◆ **Description of the task**:
Copy every line of the records below that holds the word "Kdaj".

══════════

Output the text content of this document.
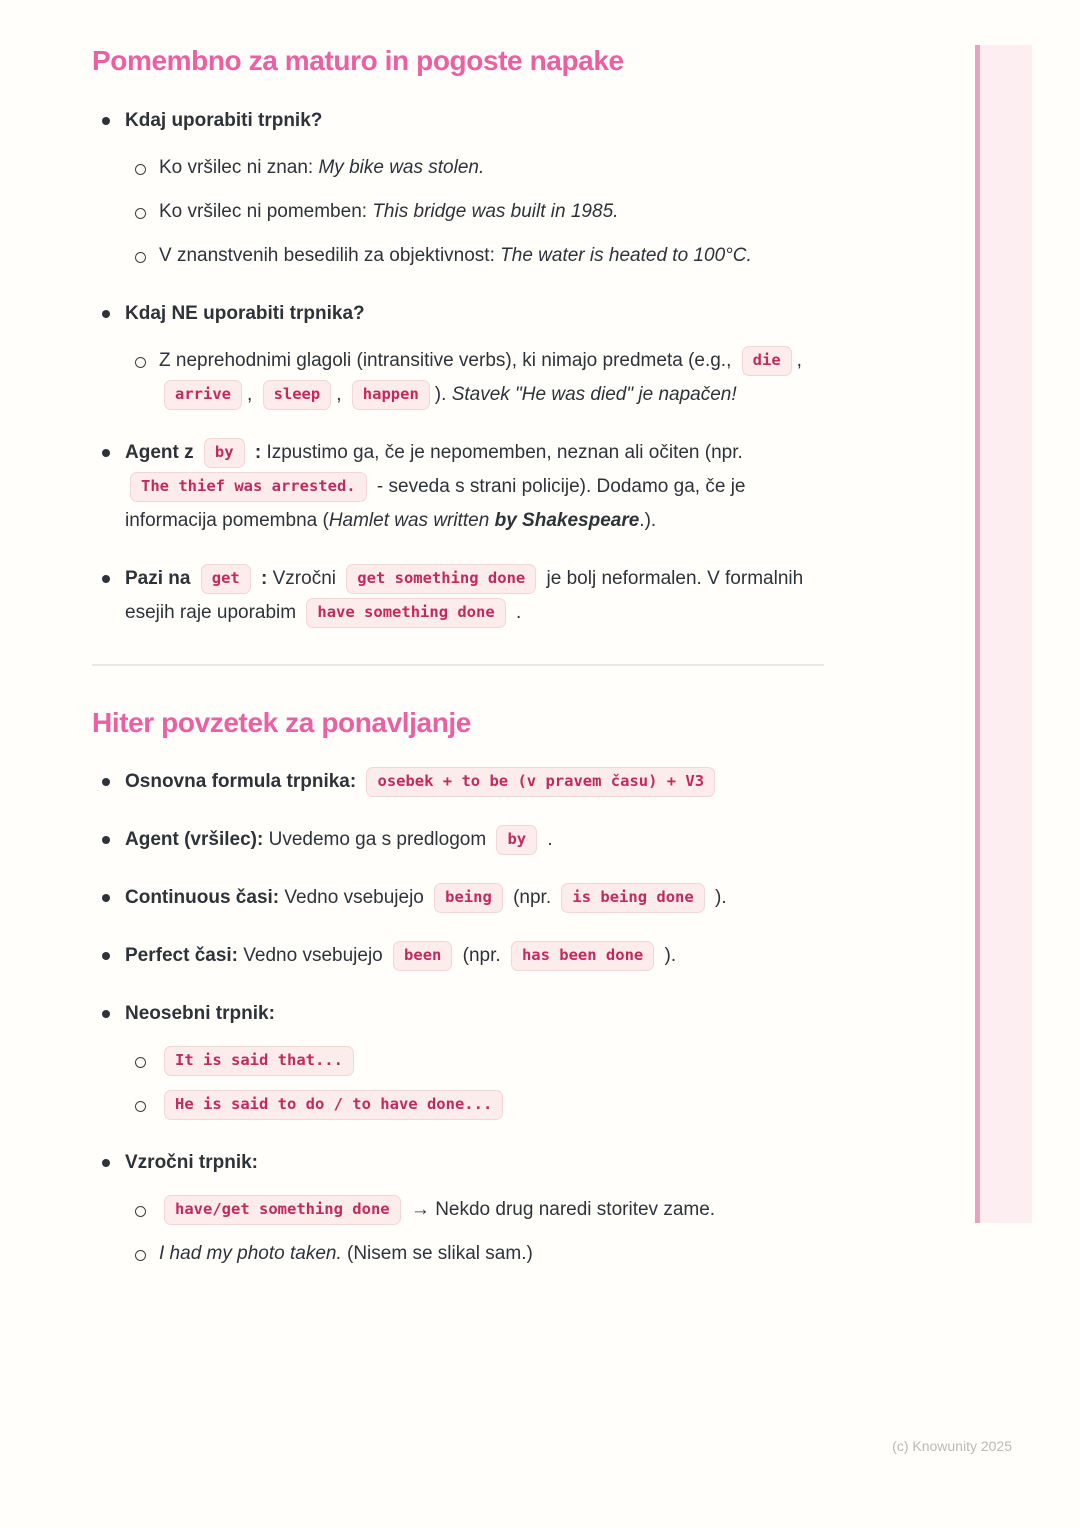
Pomembno za maturo in pogoste napake
Kdaj uporabiti trpnik?
Ko vršilec ni znan: My bike was stolen.
Ko vršilec ni pomemben: This bridge was built in 1985.
V znanstvenih besedilih za objektivnost: The water is heated to 100°C.
Kdaj NE uporabiti trpnika?
Z neprehodnimi glagoli (intransitive verbs), ki nimajo predmeta (e.g., die , arrive , sleep , happen ). Stavek "He was died" je napačen!
Agent z by : Izpustimo ga, če je nepomemben, neznan ali očiten (npr. The thief was arrested. - seveda s strani policije). Dodamo ga, če je informacija pomembna (Hamlet was written by Shakespeare.).
Pazi na get : Vzročni get something done je bolj neformalen. V formalnih esejih raje uporabim have something done .
Hiter povzetek za ponavljanje
Osnovna formula trpnika: osebek + to be (v pravem času) + V3
Agent (vršilec): Uvedemo ga s predlogom by .
Continuous časi: Vedno vsebujejo being (npr. is being done ).
Perfect časi: Vedno vsebujejo been (npr. has been done ).
Neosebni trpnik:
It is said that...
He is said to do / to have done...
Vzročni trpnik:
have/get something done → Nekdo drug naredi storitev zame.
I had my photo taken. (Nisem se slikal sam.)
(c) Knowunity 2025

══════════

◆ **Solution**:
Kdaj uporabiti trpnik?
Kdaj NE uporabiti trpnika?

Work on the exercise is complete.